→ INSTRUCTIONS TO FOLLOW
Report every line in the listing that contains the string "text".

Extracted data entries
§ §

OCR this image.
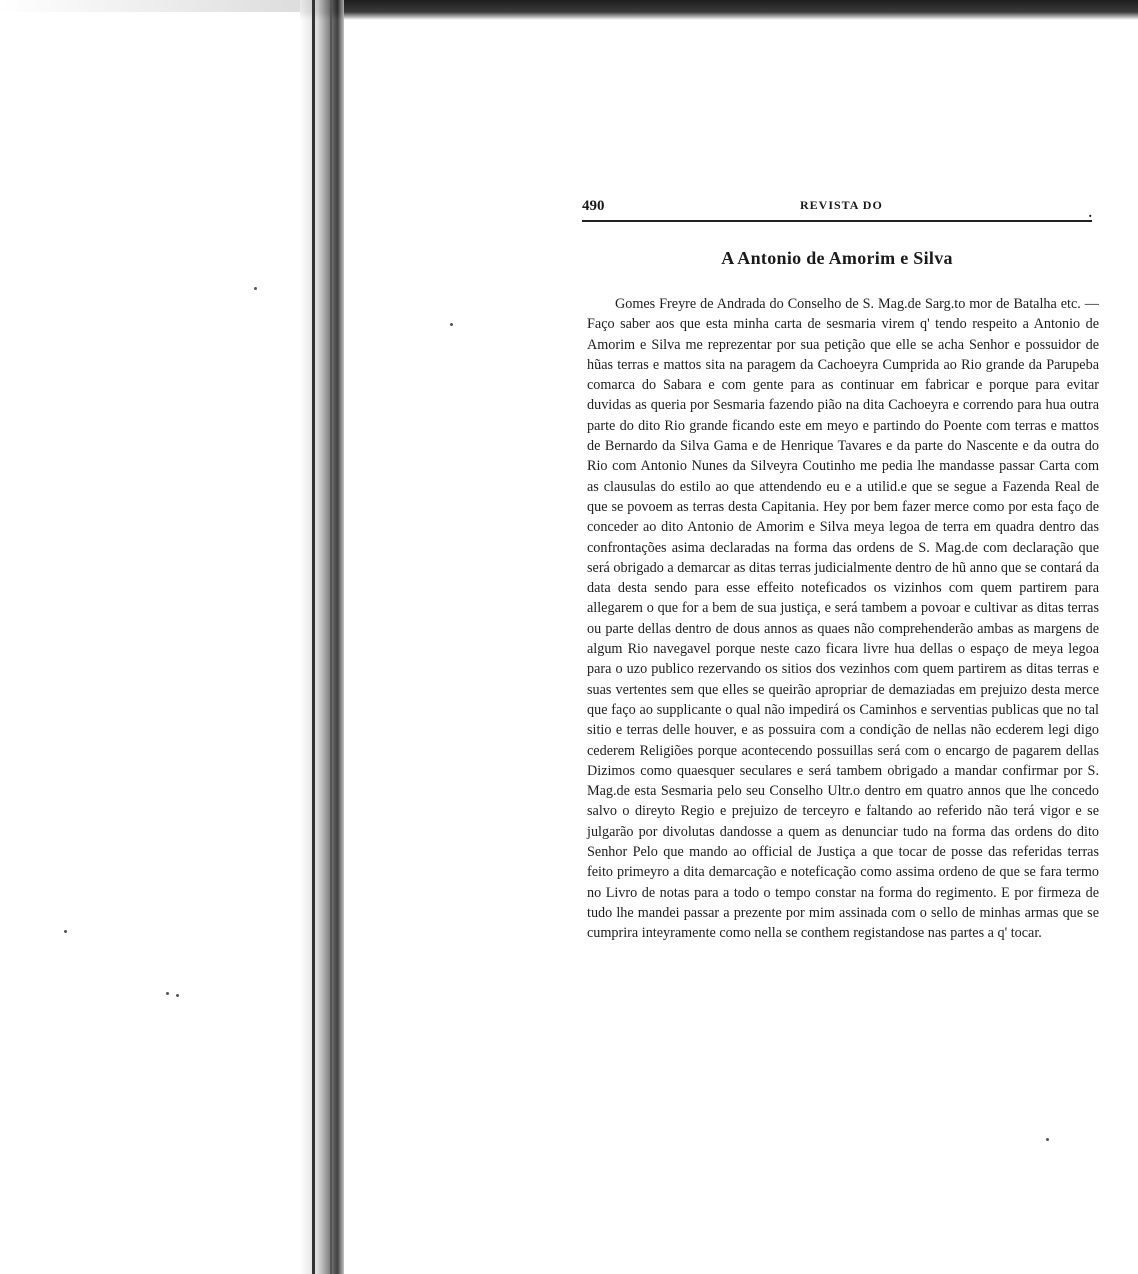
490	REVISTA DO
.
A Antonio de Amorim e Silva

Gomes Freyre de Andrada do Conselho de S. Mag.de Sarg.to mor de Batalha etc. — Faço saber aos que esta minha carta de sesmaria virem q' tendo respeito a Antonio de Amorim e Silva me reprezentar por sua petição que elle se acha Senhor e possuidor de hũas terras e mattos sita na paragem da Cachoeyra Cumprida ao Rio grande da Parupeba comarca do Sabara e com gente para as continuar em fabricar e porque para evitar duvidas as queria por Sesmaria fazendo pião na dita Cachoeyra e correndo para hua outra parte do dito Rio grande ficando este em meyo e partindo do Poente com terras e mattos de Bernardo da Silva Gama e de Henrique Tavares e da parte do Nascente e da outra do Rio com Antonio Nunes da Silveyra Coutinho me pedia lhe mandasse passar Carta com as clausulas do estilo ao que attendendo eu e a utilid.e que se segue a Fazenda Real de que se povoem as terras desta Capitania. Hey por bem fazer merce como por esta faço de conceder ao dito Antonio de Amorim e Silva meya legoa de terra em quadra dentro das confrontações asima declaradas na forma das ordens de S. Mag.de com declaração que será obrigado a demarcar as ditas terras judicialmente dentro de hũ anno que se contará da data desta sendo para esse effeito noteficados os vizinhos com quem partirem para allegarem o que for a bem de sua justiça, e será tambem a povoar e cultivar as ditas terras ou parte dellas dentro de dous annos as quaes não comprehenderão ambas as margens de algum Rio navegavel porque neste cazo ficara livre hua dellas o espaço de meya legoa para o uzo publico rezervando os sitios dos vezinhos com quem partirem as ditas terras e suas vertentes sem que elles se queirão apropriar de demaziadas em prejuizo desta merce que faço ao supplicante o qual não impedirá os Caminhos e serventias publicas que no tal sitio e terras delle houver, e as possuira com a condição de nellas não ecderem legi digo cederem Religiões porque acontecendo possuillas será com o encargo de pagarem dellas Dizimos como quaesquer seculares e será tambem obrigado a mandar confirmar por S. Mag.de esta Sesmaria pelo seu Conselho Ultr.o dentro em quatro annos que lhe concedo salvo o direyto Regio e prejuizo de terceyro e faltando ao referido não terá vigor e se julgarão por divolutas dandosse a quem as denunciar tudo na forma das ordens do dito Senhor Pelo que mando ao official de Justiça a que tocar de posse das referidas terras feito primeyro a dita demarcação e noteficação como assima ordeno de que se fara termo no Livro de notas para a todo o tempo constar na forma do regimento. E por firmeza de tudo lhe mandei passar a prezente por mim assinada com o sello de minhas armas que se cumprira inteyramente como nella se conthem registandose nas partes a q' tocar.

§ §

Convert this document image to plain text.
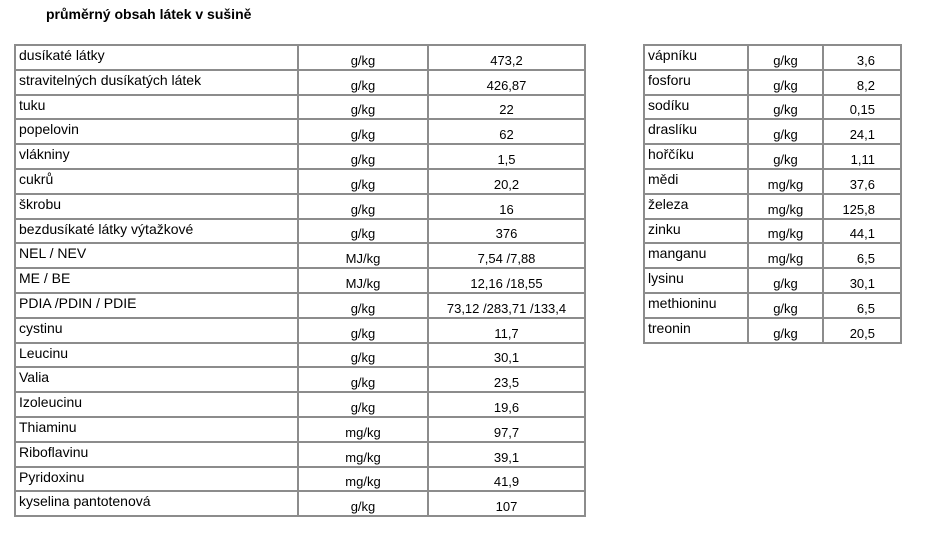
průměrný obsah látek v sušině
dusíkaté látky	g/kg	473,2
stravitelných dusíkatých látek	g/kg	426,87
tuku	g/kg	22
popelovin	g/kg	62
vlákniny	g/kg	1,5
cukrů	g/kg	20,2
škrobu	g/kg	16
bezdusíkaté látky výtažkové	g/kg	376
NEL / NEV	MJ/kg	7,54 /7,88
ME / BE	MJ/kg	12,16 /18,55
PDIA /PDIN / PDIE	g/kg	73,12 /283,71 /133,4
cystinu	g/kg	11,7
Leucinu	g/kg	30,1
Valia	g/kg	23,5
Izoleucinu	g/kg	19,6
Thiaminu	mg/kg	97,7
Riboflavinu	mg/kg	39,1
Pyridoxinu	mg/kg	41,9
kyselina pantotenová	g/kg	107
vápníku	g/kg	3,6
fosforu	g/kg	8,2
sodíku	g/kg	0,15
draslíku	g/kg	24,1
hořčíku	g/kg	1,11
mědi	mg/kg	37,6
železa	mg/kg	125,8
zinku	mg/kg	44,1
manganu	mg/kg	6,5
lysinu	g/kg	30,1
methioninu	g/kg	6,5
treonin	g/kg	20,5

§ §

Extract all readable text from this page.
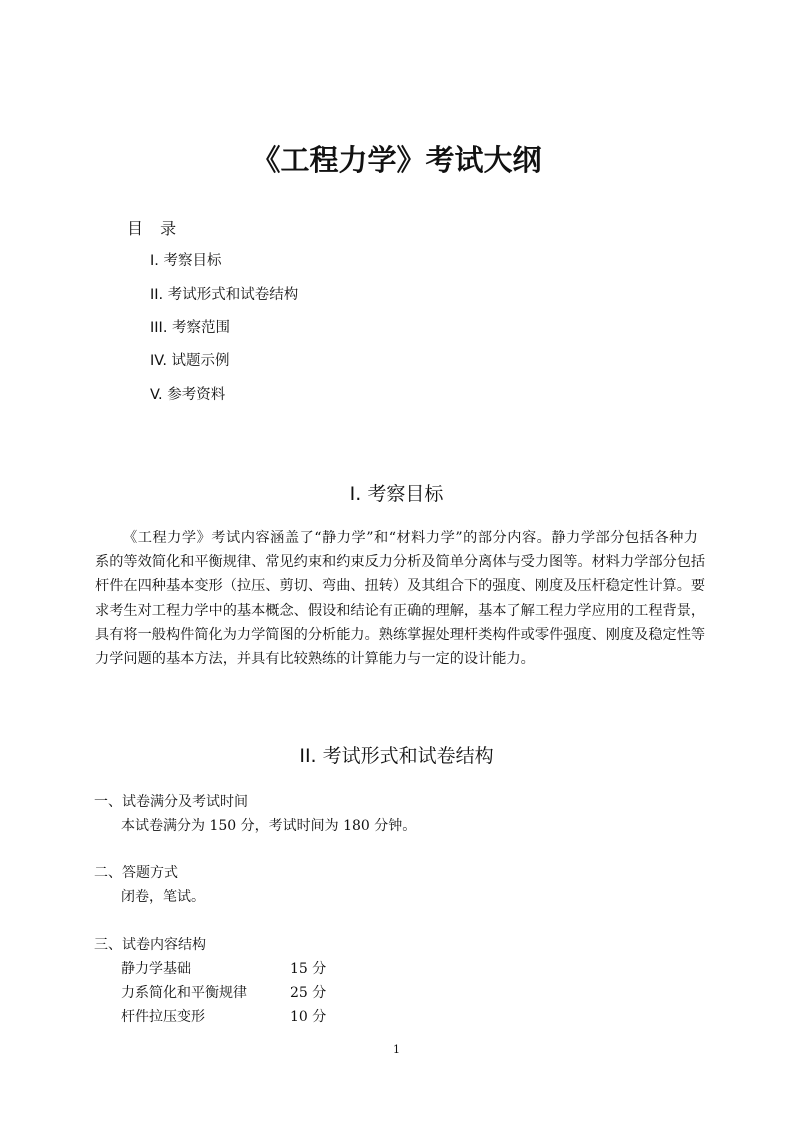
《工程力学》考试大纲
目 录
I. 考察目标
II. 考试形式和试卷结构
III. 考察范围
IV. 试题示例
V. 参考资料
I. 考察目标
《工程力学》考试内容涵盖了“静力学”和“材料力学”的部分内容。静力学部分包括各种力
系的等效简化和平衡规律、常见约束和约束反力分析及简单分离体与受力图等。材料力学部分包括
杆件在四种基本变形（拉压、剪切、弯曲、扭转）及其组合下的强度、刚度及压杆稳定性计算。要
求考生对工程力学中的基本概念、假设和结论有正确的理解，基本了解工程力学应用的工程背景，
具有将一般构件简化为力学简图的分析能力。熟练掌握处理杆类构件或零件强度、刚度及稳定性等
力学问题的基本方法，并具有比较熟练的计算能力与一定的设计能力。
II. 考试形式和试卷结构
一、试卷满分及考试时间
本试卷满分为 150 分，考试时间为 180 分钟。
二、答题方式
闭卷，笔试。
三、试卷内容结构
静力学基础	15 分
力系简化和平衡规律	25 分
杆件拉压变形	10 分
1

§ §

→ THE ANSWER
Convert this document image to plain text.
Extract all readable text from this page.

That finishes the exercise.